══ Records provided

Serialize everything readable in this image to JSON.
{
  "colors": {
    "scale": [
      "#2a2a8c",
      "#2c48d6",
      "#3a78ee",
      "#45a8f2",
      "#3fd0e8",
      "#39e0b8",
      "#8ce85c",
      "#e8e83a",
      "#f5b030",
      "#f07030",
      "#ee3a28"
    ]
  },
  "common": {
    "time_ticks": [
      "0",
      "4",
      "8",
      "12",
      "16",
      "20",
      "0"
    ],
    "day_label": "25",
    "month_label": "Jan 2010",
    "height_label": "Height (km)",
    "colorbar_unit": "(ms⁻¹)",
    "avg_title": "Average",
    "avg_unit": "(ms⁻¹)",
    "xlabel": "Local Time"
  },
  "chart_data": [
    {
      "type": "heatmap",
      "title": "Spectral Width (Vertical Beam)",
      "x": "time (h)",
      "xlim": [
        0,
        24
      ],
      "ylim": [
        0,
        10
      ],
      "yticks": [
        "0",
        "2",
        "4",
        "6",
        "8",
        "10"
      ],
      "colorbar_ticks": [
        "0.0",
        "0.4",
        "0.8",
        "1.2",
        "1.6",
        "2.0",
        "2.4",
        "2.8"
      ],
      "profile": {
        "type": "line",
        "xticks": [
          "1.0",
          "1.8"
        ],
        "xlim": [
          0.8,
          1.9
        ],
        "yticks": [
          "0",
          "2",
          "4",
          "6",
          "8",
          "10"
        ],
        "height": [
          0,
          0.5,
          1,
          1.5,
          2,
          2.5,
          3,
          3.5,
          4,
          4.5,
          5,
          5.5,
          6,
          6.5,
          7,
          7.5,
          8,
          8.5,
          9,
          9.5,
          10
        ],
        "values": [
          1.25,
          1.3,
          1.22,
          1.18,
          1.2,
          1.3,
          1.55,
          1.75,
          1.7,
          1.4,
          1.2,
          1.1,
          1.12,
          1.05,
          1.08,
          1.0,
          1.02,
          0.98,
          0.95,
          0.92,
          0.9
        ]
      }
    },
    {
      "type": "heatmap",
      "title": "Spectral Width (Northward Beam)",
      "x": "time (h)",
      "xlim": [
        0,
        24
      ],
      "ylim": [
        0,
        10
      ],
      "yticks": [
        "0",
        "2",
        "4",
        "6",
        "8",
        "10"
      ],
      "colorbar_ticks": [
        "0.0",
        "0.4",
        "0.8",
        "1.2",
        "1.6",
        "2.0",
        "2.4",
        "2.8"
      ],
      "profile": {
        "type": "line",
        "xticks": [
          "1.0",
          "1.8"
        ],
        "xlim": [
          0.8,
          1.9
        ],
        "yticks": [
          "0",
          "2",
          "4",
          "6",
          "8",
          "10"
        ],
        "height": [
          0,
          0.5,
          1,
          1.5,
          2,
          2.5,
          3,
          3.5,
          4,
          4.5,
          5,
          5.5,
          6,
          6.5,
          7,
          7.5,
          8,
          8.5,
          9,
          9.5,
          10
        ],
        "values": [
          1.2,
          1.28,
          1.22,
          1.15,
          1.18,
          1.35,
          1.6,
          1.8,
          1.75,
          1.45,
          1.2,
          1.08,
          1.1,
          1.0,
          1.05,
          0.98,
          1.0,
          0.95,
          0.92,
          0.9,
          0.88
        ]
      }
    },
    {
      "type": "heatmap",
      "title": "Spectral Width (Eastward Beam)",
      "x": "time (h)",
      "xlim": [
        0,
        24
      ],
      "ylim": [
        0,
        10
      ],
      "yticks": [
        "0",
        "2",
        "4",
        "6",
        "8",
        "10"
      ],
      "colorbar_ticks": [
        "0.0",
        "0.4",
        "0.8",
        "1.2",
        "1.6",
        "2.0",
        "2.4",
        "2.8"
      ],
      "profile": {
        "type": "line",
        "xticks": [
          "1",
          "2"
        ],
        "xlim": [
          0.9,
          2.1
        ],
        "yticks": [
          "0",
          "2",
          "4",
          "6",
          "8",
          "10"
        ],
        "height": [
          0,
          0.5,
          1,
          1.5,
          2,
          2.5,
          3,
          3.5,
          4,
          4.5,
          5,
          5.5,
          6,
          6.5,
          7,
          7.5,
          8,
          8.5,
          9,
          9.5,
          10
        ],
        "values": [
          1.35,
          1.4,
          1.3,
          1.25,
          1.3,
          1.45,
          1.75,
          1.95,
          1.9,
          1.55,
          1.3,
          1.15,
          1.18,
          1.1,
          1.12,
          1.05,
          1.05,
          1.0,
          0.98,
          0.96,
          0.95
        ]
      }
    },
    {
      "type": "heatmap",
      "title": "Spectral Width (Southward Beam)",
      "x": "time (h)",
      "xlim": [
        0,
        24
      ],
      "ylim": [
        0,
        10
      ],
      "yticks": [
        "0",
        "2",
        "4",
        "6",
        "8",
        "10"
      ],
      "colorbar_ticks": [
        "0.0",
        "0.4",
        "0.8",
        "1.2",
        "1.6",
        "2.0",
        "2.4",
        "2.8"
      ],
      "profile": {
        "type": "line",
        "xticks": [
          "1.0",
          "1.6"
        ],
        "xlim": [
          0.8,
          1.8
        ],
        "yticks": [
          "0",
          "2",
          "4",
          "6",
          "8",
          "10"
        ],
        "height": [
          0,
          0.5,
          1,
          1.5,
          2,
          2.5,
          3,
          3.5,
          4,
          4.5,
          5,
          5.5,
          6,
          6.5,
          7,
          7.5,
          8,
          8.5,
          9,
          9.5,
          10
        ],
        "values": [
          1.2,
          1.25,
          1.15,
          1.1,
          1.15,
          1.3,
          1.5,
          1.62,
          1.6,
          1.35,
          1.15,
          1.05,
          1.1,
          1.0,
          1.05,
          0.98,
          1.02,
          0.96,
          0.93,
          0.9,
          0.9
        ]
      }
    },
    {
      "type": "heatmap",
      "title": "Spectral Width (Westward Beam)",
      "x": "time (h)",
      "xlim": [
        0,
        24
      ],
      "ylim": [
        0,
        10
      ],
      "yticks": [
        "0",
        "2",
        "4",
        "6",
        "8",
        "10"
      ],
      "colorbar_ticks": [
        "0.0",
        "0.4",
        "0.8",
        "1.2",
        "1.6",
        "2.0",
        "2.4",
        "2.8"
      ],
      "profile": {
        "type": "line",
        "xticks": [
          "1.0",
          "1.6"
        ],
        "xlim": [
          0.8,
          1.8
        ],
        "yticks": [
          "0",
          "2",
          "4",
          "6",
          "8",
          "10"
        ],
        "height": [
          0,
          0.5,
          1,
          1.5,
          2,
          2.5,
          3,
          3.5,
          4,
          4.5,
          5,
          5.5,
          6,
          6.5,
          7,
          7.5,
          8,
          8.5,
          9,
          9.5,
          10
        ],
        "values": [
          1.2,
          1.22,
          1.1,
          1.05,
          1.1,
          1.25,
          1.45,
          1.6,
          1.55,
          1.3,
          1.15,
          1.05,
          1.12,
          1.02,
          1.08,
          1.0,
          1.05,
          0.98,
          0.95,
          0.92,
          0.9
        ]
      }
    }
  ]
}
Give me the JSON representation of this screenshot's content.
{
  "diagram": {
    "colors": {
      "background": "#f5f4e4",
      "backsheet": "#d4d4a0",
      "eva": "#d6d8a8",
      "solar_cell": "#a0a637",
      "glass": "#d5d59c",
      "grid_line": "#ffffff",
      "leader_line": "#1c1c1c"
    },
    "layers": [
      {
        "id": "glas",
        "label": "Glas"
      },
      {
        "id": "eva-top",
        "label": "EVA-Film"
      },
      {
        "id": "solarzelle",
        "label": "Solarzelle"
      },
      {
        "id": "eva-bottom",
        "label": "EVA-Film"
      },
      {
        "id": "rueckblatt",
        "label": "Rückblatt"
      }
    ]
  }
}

════

● **What the task asks**
Copy out all of the records shown above exactly.

● **Solved exercise**
Serialize everything readable in this image to JSON.
{
  "colors": {
    "scale": [
      "#2a2a8c",
      "#2c48d6",
      "#3a78ee",
      "#45a8f2",
      "#3fd0e8",
      "#39e0b8",
      "#8ce85c",
      "#e8e83a",
      "#f5b030",
      "#f07030",
      "#ee3a28"
    ]
  },
  "common": {
    "time_ticks": [
      "0",
      "4",
      "8",
      "12",
      "16",
      "20",
      "0"
    ],
    "day_label": "25",
    "month_label": "Jan 2010",
    "height_label": "Height (km)",
    "colorbar_unit": "(ms⁻¹)",
    "avg_title": "Average",
    "avg_unit": "(ms⁻¹)",
    "xlabel": "Local Time"
  },
  "chart_data": [
    {
      "type": "heatmap",
      "title": "Spectral Width (Vertical Beam)",
      "x": "time (h)",
      "xlim": [
        0,
        24
      ],
      "ylim": [
        0,
        10
      ],
      "yticks": [
        "0",
        "2",
        "4",
        "6",
        "8",
        "10"
      ],
      "colorbar_ticks": [
        "0.0",
        "0.4",
        "0.8",
        "1.2",
        "1.6",
        "2.0",
        "2.4",
        "2.8"
      ],
      "profile": {
        "type": "line",
        "xticks": [
          "1.0",
          "1.8"
        ],
        "xlim": [
          0.8,
          1.9
        ],
        "yticks": [
          "0",
          "2",
          "4",
          "6",
          "8",
          "10"
        ],
        "height": [
          0,
          0.5,
          1,
          1.5,
          2,
          2.5,
          3,
          3.5,
          4,
          4.5,
          5,
          5.5,
          6,
          6.5,
          7,
          7.5,
          8,
          8.5,
          9,
          9.5,
          10
        ],
        "values": [
          1.25,
          1.3,
          1.22,
          1.18,
          1.2,
          1.3,
          1.55,
          1.75,
          1.7,
          1.4,
          1.2,
          1.1,
          1.12,
          1.05,
          1.08,
          1.0,
          1.02,
          0.98,
          0.95,
          0.92,
          0.9
        ]
      }
    },
    {
      "type": "heatmap",
      "title": "Spectral Width (Northward Beam)",
      "x": "time (h)",
      "xlim": [
        0,
        24
      ],
      "ylim": [
        0,
        10
      ],
      "yticks": [
        "0",
        "2",
        "4",
        "6",
        "8",
        "10"
      ],
      "colorbar_ticks": [
        "0.0",
        "0.4",
        "0.8",
        "1.2",
        "1.6",
        "2.0",
        "2.4",
        "2.8"
      ],
      "profile": {
        "type": "line",
        "xticks": [
          "1.0",
          "1.8"
        ],
        "xlim": [
          0.8,
          1.9
        ],
        "yticks": [
          "0",
          "2",
          "4",
          "6",
          "8",
          "10"
        ],
        "height": [
          0,
          0.5,
          1,
          1.5,
          2,
          2.5,
          3,
          3.5,
          4,
          4.5,
          5,
          5.5,
          6,
          6.5,
          7,
          7.5,
          8,
          8.5,
          9,
          9.5,
          10
        ],
        "values": [
          1.2,
          1.28,
          1.22,
          1.15,
          1.18,
          1.35,
          1.6,
          1.8,
          1.75,
          1.45,
          1.2,
          1.08,
          1.1,
          1.0,
          1.05,
          0.98,
          1.0,
          0.95,
          0.92,
          0.9,
          0.88
        ]
      }
    },
    {
      "type": "heatmap",
      "title": "Spectral Width (Eastward Beam)",
      "x": "time (h)",
      "xlim": [
        0,
        24
      ],
      "ylim": [
        0,
        10
      ],
      "yticks": [
        "0",
        "2",
        "4",
        "6",
        "8",
        "10"
      ],
      "colorbar_ticks": [
        "0.0",
        "0.4",
        "0.8",
        "1.2",
        "1.6",
        "2.0",
        "2.4",
        "2.8"
      ],
      "profile": {
        "type": "line",
        "xticks": [
          "1",
          "2"
        ],
        "xlim": [
          0.9,
          2.1
        ],
        "yticks": [
          "0",
          "2",
          "4",
          "6",
          "8",
          "10"
        ],
        "height": [
          0,
          0.5,
          1,
          1.5,
          2,
          2.5,
          3,
          3.5,
          4,
          4.5,
          5,
          5.5,
          6,
          6.5,
          7,
          7.5,
          8,
          8.5,
          9,
          9.5,
          10
        ],
        "values": [
          1.35,
          1.4,
          1.3,
          1.25,
          1.3,
          1.45,
          1.75,
          1.95,
          1.9,
          1.55,
          1.3,
          1.15,
          1.18,
          1.1,
          1.12,
          1.05,
          1.05,
          1.0,
          0.98,
          0.96,
          0.95
        ]
      }
    },
    {
      "type": "heatmap",
      "title": "Spectral Width (Southward Beam)",
      "x": "time (h)",
      "xlim": [
        0,
        24
      ],
      "ylim": [
        0,
        10
      ],
      "yticks": [
        "0",
        "2",
        "4",
        "6",
        "8",
        "10"
      ],
      "colorbar_ticks": [
        "0.0",
        "0.4",
        "0.8",
        "1.2",
        "1.6",
        "2.0",
        "2.4",
        "2.8"
      ],
      "profile": {
        "type": "line",
        "xticks": [
          "1.0",
          "1.6"
        ],
        "xlim": [
          0.8,
          1.8
        ],
        "yticks": [
          "0",
          "2",
          "4",
          "6",
          "8",
          "10"
        ],
        "height": [
          0,
          0.5,
          1,
          1.5,
          2,
          2.5,
          3,
          3.5,
          4,
          4.5,
          5,
          5.5,
          6,
          6.5,
          7,
          7.5,
          8,
          8.5,
          9,
          9.5,
          10
        ],
        "values": [
          1.2,
          1.25,
          1.15,
          1.1,
          1.15,
          1.3,
          1.5,
          1.62,
          1.6,
          1.35,
          1.15,
          1.05,
          1.1,
          1.0,
          1.05,
          0.98,
          1.02,
          0.96,
          0.93,
          0.9,
          0.9
        ]
      }
    },
    {
      "type": "heatmap",
      "title": "Spectral Width (Westward Beam)",
      "x": "time (h)",
      "xlim": [
        0,
        24
      ],
      "ylim": [
        0,
        10
      ],
      "yticks": [
        "0",
        "2",
        "4",
        "6",
        "8",
        "10"
      ],
      "colorbar_ticks": [
        "0.0",
        "0.4",
        "0.8",
        "1.2",
        "1.6",
        "2.0",
        "2.4",
        "2.8"
      ],
      "profile": {
        "type": "line",
        "xticks": [
          "1.0",
          "1.6"
        ],
        "xlim": [
          0.8,
          1.8
        ],
        "yticks": [
          "0",
          "2",
          "4",
          "6",
          "8",
          "10"
        ],
        "height": [
          0,
          0.5,
          1,
          1.5,
          2,
          2.5,
          3,
          3.5,
          4,
          4.5,
          5,
          5.5,
          6,
          6.5,
          7,
          7.5,
          8,
          8.5,
          9,
          9.5,
          10
        ],
        "values": [
          1.2,
          1.22,
          1.1,
          1.05,
          1.1,
          1.25,
          1.45,
          1.6,
          1.55,
          1.3,
          1.15,
          1.05,
          1.12,
          1.02,
          1.08,
          1.0,
          1.05,
          0.98,
          0.95,
          0.92,
          0.9
        ]
      }
    }
  ]
}
Give me the JSON representation of this screenshot's content.
{
  "diagram": {
    "colors": {
      "background": "#f5f4e4",
      "backsheet": "#d4d4a0",
      "eva": "#d6d8a8",
      "solar_cell": "#a0a637",
      "glass": "#d5d59c",
      "grid_line": "#ffffff",
      "leader_line": "#1c1c1c"
    },
    "layers": [
      {
        "id": "glas",
        "label": "Glas"
      },
      {
        "id": "eva-top",
        "label": "EVA-Film"
      },
      {
        "id": "solarzelle",
        "label": "Solarzelle"
      },
      {
        "id": "eva-bottom",
        "label": "EVA-Film"
      },
      {
        "id": "rueckblatt",
        "label": "Rückblatt"
      }
    ]
  }
}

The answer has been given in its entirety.